# EXERCISE:
Extract every line below that contains the word "contre".

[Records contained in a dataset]
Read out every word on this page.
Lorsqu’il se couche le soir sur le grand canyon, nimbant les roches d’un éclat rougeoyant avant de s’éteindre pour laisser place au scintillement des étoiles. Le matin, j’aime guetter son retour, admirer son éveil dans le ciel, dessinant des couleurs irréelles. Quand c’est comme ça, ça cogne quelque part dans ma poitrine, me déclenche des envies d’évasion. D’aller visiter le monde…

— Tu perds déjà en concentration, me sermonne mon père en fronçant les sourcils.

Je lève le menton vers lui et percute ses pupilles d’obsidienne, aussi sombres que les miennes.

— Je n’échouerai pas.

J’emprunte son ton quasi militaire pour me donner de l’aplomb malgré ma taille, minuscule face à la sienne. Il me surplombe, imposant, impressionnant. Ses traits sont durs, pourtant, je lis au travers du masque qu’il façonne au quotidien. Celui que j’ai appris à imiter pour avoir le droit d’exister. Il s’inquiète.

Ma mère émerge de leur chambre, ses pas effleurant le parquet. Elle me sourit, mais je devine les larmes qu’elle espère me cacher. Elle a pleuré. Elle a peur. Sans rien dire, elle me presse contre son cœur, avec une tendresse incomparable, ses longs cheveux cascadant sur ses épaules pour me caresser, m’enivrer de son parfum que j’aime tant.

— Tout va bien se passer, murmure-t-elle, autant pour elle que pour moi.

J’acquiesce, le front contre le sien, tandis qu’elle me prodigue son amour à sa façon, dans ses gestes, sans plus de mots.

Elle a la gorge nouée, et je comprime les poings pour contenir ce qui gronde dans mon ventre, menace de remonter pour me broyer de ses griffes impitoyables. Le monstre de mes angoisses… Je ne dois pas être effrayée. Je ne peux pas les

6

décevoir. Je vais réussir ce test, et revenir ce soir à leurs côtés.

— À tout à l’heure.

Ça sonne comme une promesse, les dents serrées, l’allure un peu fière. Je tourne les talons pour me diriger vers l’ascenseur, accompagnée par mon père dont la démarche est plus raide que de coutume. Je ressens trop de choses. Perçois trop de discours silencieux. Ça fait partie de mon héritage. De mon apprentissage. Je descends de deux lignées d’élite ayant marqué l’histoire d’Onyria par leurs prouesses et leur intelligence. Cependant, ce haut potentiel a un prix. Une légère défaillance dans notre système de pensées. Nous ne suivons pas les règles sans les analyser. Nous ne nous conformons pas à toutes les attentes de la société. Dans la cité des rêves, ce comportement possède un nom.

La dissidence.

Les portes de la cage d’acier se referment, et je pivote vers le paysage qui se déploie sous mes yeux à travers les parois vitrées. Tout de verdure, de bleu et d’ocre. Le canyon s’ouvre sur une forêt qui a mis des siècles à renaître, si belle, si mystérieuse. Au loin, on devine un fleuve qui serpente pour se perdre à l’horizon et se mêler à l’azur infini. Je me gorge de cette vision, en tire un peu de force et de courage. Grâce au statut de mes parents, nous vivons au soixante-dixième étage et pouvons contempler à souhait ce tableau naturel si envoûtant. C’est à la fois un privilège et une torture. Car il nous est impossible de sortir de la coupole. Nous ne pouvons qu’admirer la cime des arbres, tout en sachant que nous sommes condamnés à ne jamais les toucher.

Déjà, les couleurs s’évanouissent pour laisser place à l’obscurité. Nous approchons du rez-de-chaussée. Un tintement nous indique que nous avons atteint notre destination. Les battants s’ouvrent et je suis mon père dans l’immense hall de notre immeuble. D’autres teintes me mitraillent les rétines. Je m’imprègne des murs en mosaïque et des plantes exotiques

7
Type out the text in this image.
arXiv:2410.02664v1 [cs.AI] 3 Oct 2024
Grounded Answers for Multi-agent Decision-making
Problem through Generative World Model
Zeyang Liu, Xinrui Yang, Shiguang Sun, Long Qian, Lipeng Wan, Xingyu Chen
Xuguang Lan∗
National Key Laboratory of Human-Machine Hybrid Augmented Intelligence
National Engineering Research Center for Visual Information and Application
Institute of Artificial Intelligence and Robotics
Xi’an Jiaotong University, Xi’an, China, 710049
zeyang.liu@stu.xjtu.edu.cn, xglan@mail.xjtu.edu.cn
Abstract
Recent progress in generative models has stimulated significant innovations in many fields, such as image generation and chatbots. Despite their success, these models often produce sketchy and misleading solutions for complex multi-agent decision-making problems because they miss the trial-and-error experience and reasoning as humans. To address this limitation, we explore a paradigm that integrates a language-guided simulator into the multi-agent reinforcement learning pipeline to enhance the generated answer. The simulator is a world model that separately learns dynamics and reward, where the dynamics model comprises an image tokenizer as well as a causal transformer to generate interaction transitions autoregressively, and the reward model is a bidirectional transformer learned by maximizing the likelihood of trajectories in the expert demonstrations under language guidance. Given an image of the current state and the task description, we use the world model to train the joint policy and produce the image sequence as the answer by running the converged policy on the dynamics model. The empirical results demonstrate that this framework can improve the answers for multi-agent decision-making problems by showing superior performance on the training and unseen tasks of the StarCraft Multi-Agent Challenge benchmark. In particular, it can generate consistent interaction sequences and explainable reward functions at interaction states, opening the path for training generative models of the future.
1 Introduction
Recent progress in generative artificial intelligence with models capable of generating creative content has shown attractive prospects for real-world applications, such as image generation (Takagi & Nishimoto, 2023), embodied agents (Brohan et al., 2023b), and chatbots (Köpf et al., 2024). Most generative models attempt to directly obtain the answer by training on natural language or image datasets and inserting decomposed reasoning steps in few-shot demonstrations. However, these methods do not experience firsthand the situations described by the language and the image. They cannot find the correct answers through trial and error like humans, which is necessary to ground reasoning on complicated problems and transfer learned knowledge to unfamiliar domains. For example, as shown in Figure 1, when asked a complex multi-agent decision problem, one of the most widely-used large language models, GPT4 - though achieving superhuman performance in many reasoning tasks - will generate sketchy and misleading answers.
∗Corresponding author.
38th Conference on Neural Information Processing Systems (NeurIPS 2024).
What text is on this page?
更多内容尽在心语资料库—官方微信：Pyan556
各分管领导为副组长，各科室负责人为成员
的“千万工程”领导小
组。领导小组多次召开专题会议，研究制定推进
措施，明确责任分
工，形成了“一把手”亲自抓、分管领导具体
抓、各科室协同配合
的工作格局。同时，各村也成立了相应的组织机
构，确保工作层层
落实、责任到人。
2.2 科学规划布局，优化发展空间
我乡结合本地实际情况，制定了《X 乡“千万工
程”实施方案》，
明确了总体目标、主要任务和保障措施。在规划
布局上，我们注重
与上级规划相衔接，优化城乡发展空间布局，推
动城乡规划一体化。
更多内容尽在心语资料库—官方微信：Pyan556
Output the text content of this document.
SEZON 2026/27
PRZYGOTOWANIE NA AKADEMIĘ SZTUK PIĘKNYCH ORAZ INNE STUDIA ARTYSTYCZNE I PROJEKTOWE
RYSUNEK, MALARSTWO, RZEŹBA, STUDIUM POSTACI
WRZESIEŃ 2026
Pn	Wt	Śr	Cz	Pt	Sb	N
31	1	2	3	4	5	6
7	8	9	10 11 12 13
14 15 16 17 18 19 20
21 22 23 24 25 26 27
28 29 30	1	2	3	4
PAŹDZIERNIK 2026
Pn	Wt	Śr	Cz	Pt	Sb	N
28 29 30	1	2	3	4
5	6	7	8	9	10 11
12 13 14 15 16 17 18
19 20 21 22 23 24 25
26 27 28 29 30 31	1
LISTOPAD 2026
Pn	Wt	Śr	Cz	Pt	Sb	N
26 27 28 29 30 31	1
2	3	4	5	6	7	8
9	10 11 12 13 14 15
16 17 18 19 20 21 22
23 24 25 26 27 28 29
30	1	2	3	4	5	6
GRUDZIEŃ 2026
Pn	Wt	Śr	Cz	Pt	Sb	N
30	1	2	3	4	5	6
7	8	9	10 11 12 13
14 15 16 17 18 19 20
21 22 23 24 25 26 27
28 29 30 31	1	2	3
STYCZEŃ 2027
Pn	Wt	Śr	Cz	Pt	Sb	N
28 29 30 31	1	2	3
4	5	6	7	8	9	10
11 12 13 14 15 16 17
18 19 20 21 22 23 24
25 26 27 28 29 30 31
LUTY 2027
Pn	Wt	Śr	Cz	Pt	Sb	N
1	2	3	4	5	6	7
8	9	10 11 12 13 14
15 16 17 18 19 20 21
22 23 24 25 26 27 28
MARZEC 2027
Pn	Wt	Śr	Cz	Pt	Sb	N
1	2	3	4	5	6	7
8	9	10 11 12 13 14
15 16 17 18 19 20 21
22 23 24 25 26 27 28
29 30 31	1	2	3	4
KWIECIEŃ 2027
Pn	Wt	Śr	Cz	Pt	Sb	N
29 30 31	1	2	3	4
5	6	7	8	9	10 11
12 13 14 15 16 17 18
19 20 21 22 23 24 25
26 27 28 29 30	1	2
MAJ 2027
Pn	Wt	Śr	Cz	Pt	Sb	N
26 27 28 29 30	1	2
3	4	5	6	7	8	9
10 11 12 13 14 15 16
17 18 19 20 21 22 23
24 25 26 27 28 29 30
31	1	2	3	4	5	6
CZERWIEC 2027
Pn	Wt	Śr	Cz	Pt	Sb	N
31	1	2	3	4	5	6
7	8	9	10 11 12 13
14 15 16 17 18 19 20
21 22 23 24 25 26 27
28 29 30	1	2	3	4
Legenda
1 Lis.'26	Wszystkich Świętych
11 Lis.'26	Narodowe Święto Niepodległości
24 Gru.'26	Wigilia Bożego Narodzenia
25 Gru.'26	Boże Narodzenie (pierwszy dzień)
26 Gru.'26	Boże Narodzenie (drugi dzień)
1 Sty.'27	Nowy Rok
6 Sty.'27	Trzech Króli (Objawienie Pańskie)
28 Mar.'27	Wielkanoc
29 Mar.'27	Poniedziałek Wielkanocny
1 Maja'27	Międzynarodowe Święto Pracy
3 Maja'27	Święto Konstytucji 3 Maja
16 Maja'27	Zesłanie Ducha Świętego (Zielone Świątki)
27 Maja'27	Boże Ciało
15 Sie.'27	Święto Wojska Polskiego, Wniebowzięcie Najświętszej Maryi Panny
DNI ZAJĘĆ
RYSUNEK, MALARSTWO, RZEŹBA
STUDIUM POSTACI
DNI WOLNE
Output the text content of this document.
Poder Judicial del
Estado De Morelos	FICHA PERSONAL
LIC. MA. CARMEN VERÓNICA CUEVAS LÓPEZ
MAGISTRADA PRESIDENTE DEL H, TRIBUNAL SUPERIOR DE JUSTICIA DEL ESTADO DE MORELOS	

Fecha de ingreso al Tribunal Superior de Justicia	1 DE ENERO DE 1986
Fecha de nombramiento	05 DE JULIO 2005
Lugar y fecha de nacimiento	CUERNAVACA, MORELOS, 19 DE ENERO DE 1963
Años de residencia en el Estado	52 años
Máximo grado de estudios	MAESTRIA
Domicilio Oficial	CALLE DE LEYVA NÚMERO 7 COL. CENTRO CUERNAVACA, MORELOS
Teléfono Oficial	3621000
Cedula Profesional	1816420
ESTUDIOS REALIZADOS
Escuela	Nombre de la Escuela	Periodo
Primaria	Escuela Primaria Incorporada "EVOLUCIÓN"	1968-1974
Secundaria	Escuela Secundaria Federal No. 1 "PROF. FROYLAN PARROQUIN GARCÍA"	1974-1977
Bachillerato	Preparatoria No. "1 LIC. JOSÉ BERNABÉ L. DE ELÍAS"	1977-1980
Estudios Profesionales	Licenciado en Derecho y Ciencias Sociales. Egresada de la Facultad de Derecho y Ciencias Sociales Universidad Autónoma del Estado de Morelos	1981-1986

# THE SOLUTION:
Ma mère émerge de leur chambre, ses pas effleurant le parquet. Elle me sourit, mais je devine les larmes qu’elle espère me cacher. Elle a pleuré. Elle a peur. Sans rien dire, elle me presse contre son cœur, avec une tendresse incomparable, ses longs cheveux cascadant sur ses épaules pour me caresser, m’enivrer de son parfum que j’aime tant.
J’acquiesce, le front contre le sien, tandis qu’elle me prodigue son amour à sa façon, dans ses gestes, sans plus de mots.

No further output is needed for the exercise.